┏━━

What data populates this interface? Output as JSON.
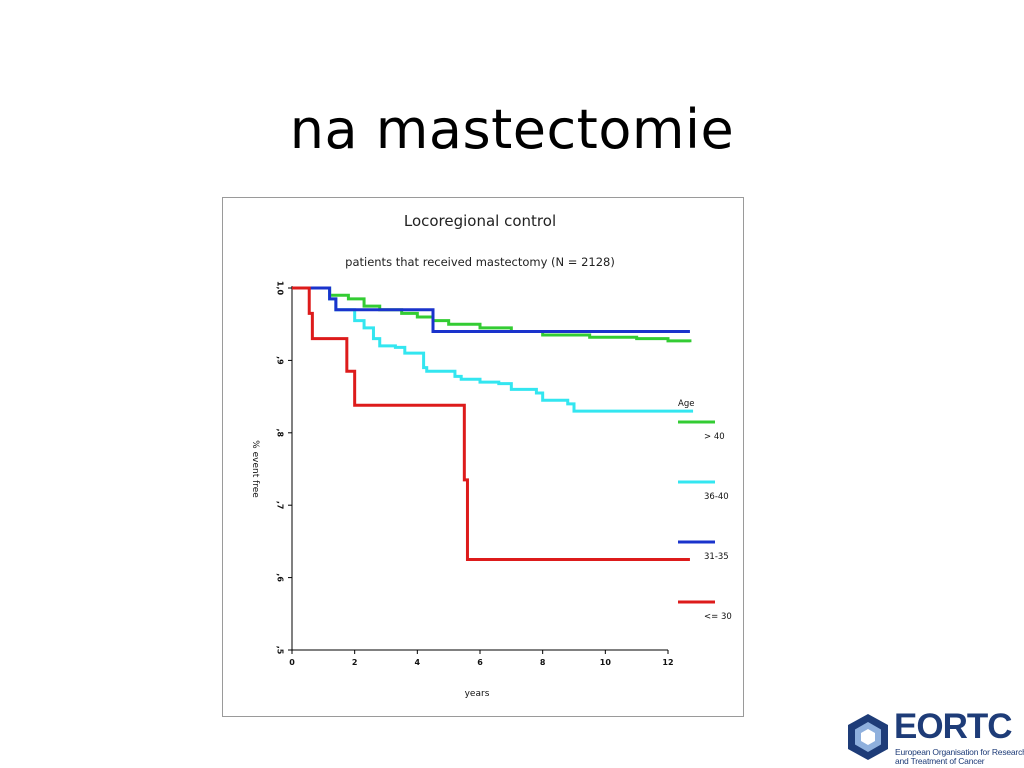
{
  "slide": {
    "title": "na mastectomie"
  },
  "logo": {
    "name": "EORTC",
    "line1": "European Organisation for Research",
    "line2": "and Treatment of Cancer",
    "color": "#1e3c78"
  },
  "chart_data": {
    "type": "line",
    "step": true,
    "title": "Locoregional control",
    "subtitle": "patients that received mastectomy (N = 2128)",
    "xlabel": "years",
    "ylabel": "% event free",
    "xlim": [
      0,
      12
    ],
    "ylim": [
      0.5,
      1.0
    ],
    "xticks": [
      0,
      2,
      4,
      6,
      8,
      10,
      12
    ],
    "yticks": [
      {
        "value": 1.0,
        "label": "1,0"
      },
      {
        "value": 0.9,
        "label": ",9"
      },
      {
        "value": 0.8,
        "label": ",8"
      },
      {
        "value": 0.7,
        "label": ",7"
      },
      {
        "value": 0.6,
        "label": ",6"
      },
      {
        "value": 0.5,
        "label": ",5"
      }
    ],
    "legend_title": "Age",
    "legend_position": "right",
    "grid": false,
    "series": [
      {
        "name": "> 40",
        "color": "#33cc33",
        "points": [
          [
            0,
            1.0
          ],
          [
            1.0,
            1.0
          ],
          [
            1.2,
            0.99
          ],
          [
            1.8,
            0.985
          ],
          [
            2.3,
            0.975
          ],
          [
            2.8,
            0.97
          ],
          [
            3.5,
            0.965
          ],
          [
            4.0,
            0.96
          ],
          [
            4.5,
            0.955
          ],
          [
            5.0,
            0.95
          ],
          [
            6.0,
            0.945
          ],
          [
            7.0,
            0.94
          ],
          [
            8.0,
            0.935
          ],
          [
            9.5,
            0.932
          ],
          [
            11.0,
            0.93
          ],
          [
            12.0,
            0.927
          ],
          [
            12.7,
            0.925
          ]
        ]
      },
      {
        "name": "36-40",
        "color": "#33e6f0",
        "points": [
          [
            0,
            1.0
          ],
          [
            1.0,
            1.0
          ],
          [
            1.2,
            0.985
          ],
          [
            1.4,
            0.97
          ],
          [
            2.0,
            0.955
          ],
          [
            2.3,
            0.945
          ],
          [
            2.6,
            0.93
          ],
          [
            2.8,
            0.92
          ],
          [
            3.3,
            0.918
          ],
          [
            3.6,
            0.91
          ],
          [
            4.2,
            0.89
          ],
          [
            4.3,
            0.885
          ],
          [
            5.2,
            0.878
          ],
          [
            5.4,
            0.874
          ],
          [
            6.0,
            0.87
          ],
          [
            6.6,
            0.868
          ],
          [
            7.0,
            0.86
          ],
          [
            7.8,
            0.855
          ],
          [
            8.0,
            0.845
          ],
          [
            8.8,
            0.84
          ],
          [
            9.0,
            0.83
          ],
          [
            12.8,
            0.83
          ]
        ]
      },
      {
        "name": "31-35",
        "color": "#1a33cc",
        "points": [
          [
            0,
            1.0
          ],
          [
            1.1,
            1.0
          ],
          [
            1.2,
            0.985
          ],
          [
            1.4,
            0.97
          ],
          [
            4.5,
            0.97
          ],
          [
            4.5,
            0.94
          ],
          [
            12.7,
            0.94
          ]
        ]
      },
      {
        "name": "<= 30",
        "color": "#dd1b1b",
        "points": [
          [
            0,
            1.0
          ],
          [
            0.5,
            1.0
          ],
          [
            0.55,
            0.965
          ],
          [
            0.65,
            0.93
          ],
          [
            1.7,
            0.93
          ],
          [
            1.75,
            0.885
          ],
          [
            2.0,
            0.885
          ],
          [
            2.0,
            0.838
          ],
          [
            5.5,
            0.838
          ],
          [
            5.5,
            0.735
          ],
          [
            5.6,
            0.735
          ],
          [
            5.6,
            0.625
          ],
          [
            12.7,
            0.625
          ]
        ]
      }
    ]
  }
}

┗━━

* ACTIVITY *
A single number is the whole answer: the tally of lines above that contain "value".

* OUTPUT FOR THIS TASK *
6